* **REQUIRED TASK**: Report only the number of lines holding "терроризму".

* **TASK DATA**:

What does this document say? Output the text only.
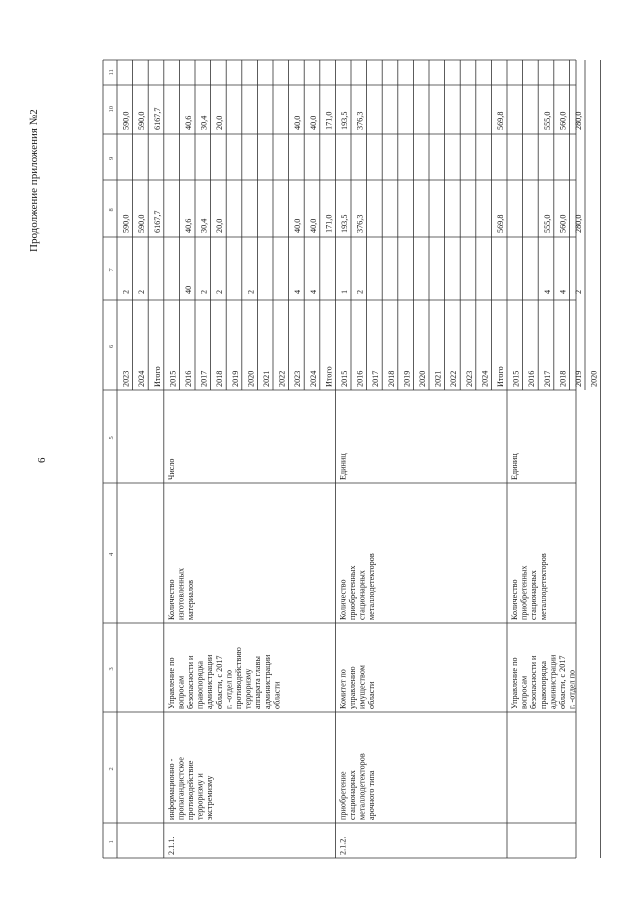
Продолжение приложения №2
6
1
2
3
4
5
6
7
8
9
10
11
2023
2
590,0
590,0
2024
2
590,0
590,0
Итого
6167,7
6167,7
2015 2016
40
40,6
40,6
2017
2
30,4
30,4
2018
2
20,0
20,0
2019 2020
2
2021 2022 2023
4
40,0
40,0
2024
4
40,0
40,0
Итого
171,0
171,0
2.1.1.
информационно - пропагандистское противодействие терроризму и экстремизму
Управление по вопросам безопасности и правопорядка администрации области, с 2017 г. -отдел по противодействию терроризму аппарата главы администрации области
Количество изготовленных материалов
Число
2015
1
193,5
193,5
2016
2
376,3
376,3
2017 2018 2019 2020 2021 2022 2023 2024 Итого
569,8
569,8
2.1.2.
приобретение стационарных металлодетекторов арочного типа
Комитет по управлению имуществом области
Количество приобретенных стационарных металлодетекторов
Единиц
2015 2016 2017
4
555,0
555,0
2018
4
560,0
560,0
2019
2
280,0
280,0
2020
Управление по вопросам безопасности и правопорядка администрации области, с 2017 г. -отдел по
Количество приобретенных стационарных металлодетекторов
Единиц
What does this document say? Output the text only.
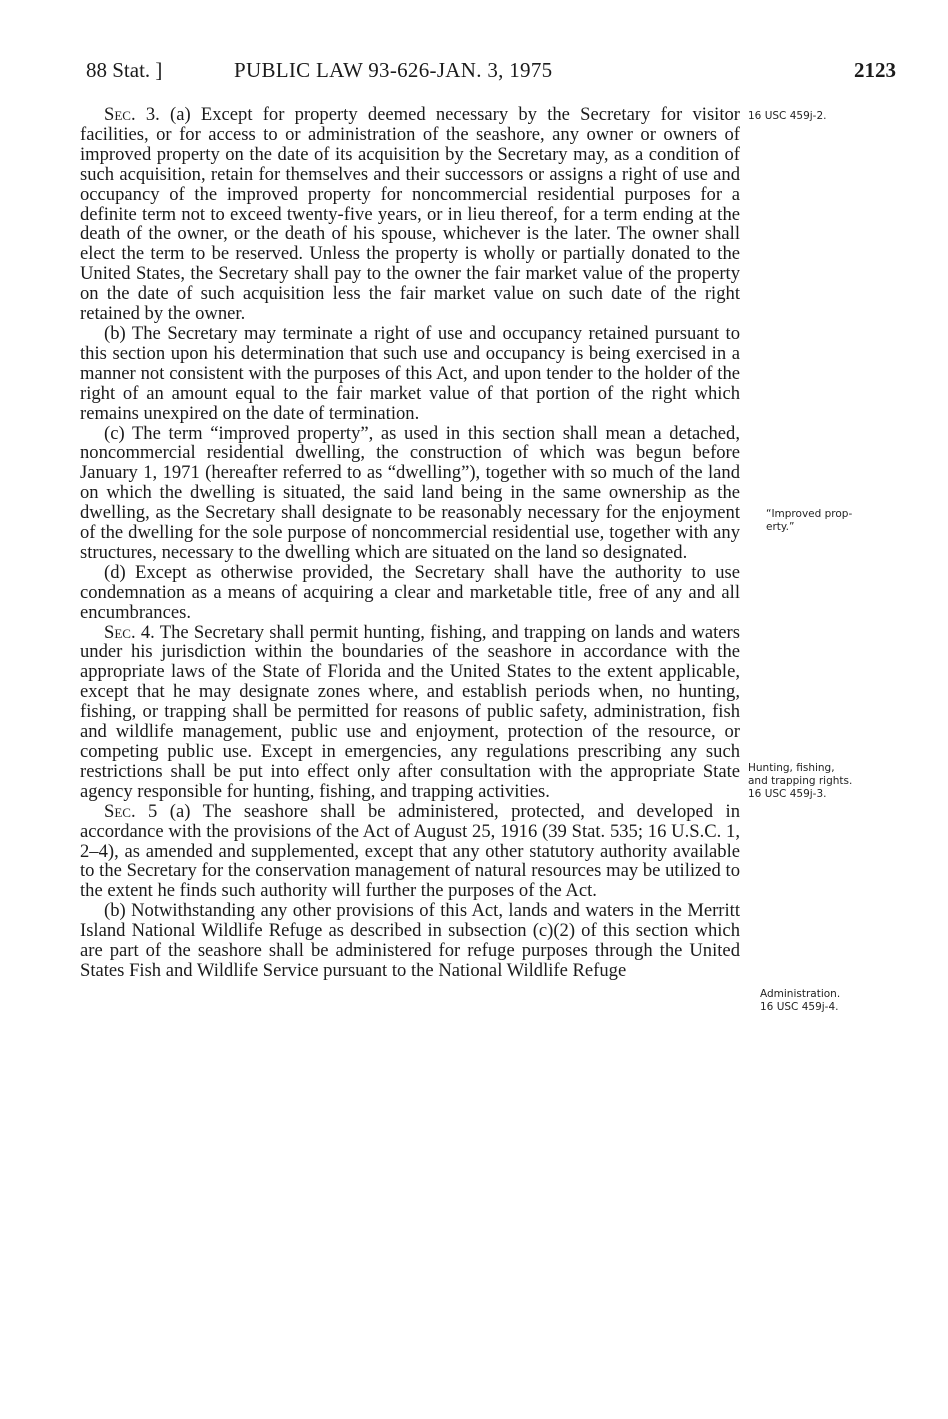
88 Stat. ]	PUBLIC LAW 93-626-JAN. 3, 1975	2123

Sec. 3. (a) Except for property deemed necessary by the Secretary for visitor facilities, or for access to or administration of the seashore, any owner or owners of improved property on the date of its acquisition by the Secretary may, as a condition of such acquisition, retain for themselves and their successors or assigns a right of use and occupancy of the improved property for noncommercial residential purposes for a definite term not to exceed twenty-five years, or in lieu thereof, for a term ending at the death of the owner, or the death of his spouse, whichever is the later. The owner shall elect the term to be reserved. Unless the property is wholly or partially donated to the United States, the Secretary shall pay to the owner the fair market value of the property on the date of such acquisition less the fair market value on such date of the right retained by the owner.

(b) The Secretary may terminate a right of use and occupancy retained pursuant to this section upon his determination that such use and occupancy is being exercised in a manner not consistent with the purposes of this Act, and upon tender to the holder of the right of an amount equal to the fair market value of that portion of the right which remains unexpired on the date of termination.

(c) The term “improved property”, as used in this section shall mean a detached, noncommercial residential dwelling, the construction of which was begun before January 1, 1971 (hereafter referred to as “dwelling”), together with so much of the land on which the dwelling is situated, the said land being in the same ownership as the dwelling, as the Secretary shall designate to be reasonably necessary for the enjoyment of the dwelling for the sole purpose of noncommercial residential use, together with any structures, necessary to the dwelling which are situated on the land so designated.

(d) Except as otherwise provided, the Secretary shall have the authority to use condemnation as a means of acquiring a clear and marketable title, free of any and all encumbrances.

Sec. 4. The Secretary shall permit hunting, fishing, and trapping on lands and waters under his jurisdiction within the boundaries of the seashore in accordance with the appropriate laws of the State of Florida and the United States to the extent applicable, except that he may designate zones where, and establish periods when, no hunting, fishing, or trapping shall be permitted for reasons of public safety, administration, fish and wildlife management, public use and enjoyment, protection of the resource, or competing public use. Except in emergencies, any regulations prescribing any such restrictions shall be put into effect only after consultation with the appropriate State agency responsible for hunting, fishing, and trapping activities.

Sec. 5 (a) The seashore shall be administered, protected, and developed in accordance with the provisions of the Act of August 25, 1916 (39 Stat. 535; 16 U.S.C. 1, 2–4), as amended and supplemented, except that any other statutory authority available to the Secretary for the conservation management of natural resources may be utilized to the extent he finds such authority will further the purposes of the Act.

(b) Notwithstanding any other provisions of this Act, lands and waters in the Merritt Island National Wildlife Refuge as described in subsection (c)(2) of this section which are part of the seashore shall be administered for refuge purposes through the United States Fish and Wildlife Service pursuant to the National Wildlife Refuge

16 USC 459j-2.
“Improved prop-
erty.”
Hunting, fishing,
and trapping rights.
16 USC 459j-3.
Administration.
16 USC 459j-4.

* **OUTPUT FOR THIS EXERCISE**: 2